Dataset content:
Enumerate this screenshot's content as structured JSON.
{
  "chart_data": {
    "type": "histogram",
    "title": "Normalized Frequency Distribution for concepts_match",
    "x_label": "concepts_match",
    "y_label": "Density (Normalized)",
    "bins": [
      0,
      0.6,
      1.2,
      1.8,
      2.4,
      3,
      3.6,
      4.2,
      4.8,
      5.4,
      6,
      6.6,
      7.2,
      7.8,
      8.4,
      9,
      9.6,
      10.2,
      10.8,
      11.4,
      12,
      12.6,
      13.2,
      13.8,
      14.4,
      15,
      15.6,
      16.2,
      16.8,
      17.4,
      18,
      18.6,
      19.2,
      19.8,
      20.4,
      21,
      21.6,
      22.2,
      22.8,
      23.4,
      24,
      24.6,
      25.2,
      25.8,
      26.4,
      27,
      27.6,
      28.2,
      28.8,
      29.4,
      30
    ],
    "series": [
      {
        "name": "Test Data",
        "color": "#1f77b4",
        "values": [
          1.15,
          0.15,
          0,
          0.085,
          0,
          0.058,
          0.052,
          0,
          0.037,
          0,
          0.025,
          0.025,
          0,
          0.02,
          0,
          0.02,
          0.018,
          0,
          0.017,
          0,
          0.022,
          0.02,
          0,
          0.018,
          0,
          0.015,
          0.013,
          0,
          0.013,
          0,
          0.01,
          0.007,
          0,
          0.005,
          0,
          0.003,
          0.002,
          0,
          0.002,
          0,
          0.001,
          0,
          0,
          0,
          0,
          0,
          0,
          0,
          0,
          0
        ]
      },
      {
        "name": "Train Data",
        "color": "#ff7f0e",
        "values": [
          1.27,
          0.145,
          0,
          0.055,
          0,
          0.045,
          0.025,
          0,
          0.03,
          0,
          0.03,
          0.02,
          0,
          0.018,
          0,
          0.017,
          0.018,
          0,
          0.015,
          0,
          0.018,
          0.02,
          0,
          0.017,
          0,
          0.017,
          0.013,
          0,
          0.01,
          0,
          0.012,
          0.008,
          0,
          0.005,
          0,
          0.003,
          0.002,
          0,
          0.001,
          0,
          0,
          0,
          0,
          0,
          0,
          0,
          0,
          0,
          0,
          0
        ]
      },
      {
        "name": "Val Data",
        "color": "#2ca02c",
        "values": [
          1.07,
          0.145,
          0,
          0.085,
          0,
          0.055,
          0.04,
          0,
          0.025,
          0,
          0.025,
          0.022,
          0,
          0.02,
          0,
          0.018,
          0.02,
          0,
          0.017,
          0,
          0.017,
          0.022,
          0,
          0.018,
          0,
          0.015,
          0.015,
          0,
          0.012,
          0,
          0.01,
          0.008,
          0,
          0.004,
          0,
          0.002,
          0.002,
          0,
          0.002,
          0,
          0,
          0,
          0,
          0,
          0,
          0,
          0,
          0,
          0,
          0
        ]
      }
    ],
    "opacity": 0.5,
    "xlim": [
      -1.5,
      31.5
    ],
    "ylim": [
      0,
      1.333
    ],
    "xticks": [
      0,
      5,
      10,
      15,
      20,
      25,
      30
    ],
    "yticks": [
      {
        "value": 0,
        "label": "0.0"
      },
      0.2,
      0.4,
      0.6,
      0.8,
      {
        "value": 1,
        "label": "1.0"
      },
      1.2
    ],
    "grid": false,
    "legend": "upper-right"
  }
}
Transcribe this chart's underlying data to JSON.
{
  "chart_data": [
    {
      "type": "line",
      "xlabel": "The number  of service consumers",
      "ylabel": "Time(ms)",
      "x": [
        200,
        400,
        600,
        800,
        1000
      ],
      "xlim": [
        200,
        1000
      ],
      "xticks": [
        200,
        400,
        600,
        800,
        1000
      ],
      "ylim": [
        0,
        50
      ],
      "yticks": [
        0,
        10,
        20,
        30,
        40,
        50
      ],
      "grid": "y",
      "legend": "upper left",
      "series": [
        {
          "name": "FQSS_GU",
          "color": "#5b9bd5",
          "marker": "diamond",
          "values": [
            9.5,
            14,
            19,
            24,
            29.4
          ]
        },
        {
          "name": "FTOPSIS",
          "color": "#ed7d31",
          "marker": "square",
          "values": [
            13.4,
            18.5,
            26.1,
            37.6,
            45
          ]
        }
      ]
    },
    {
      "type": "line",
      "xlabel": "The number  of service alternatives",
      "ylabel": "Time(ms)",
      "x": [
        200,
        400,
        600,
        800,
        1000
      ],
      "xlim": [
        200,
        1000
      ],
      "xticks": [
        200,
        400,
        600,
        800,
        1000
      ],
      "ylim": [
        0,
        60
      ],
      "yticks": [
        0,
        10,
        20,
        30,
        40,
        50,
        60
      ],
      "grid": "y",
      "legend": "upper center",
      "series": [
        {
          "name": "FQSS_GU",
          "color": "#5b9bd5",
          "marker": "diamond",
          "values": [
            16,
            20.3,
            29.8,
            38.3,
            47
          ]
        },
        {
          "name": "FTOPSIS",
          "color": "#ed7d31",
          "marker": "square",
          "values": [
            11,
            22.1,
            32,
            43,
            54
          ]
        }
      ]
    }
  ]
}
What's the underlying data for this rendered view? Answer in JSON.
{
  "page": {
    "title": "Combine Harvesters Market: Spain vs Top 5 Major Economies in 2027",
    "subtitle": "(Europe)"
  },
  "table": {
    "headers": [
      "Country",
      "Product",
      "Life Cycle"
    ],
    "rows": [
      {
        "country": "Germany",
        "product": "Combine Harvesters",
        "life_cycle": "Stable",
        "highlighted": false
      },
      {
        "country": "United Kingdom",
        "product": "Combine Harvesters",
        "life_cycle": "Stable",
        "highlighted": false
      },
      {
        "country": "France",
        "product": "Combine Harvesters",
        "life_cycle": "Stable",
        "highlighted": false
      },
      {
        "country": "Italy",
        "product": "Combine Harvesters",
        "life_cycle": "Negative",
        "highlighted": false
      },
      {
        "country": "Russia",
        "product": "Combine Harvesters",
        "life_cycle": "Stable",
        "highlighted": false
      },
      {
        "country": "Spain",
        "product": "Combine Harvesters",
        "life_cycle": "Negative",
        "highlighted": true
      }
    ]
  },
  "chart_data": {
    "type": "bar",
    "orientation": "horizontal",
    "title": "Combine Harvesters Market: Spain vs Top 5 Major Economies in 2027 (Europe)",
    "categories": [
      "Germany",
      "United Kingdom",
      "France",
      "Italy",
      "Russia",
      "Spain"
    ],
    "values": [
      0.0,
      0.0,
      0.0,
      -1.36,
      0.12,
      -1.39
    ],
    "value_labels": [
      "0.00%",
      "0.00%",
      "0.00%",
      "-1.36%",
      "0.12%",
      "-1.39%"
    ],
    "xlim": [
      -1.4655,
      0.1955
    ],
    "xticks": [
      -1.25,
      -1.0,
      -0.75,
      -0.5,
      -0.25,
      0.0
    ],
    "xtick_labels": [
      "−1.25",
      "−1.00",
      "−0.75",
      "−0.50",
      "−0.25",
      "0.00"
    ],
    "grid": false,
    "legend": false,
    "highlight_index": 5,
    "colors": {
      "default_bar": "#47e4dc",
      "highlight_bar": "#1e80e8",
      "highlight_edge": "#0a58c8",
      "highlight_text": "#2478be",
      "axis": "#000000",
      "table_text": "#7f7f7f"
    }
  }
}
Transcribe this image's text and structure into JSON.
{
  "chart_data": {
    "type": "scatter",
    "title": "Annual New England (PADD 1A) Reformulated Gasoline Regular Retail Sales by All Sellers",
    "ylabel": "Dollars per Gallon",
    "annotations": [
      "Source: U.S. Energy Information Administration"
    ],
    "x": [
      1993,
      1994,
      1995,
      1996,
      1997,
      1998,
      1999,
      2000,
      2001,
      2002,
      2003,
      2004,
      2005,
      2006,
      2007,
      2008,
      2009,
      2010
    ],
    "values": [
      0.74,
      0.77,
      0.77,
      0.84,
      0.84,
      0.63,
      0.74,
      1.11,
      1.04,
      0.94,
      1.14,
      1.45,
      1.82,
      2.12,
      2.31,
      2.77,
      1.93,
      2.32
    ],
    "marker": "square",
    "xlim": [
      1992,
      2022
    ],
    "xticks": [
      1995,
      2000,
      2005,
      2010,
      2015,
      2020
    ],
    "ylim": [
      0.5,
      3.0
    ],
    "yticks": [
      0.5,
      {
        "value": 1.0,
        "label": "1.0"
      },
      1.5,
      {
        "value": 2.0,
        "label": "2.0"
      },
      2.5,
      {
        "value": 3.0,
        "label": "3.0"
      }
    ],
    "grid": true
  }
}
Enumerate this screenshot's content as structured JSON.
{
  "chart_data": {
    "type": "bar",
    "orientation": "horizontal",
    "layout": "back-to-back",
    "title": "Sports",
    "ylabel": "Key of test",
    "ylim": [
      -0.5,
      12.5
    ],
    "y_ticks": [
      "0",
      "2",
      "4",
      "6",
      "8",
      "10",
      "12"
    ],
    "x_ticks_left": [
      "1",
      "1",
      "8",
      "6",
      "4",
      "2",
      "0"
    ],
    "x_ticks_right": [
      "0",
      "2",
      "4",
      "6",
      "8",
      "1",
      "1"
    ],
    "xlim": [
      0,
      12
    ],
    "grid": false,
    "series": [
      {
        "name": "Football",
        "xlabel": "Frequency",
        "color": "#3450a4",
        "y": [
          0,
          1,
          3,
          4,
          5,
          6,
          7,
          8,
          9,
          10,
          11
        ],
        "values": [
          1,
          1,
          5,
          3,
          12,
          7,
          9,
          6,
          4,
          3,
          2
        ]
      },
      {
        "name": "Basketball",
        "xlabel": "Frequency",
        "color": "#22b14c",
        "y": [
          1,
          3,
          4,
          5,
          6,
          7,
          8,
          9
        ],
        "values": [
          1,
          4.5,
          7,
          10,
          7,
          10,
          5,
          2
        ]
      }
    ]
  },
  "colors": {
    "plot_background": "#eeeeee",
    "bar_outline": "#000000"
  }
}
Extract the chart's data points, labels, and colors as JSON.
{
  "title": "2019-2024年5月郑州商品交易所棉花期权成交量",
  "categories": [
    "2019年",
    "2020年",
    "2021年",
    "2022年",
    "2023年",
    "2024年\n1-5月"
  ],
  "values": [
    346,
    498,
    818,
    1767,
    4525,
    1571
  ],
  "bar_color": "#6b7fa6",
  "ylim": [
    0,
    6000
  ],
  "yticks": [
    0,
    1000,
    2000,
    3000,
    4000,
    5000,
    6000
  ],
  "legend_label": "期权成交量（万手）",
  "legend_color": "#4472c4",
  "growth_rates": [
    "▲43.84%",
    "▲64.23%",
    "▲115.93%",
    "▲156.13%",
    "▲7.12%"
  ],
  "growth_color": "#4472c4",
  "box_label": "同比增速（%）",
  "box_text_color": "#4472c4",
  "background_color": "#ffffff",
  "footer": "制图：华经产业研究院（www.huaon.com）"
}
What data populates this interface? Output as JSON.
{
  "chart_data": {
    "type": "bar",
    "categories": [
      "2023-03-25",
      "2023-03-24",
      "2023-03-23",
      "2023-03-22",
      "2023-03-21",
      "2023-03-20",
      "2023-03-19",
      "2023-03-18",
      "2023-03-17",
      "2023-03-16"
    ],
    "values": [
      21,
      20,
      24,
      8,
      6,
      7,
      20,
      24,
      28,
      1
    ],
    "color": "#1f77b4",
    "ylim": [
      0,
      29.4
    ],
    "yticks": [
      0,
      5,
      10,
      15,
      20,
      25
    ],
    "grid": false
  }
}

Exercise directions: Look through the material above and pick out each line holding the word "ylabel".

Response to this task:
      "ylabel": "Time(ms)",
      "ylabel": "Time(ms)",
    "ylabel": "Dollars per Gallon",
    "ylabel": "Key of test",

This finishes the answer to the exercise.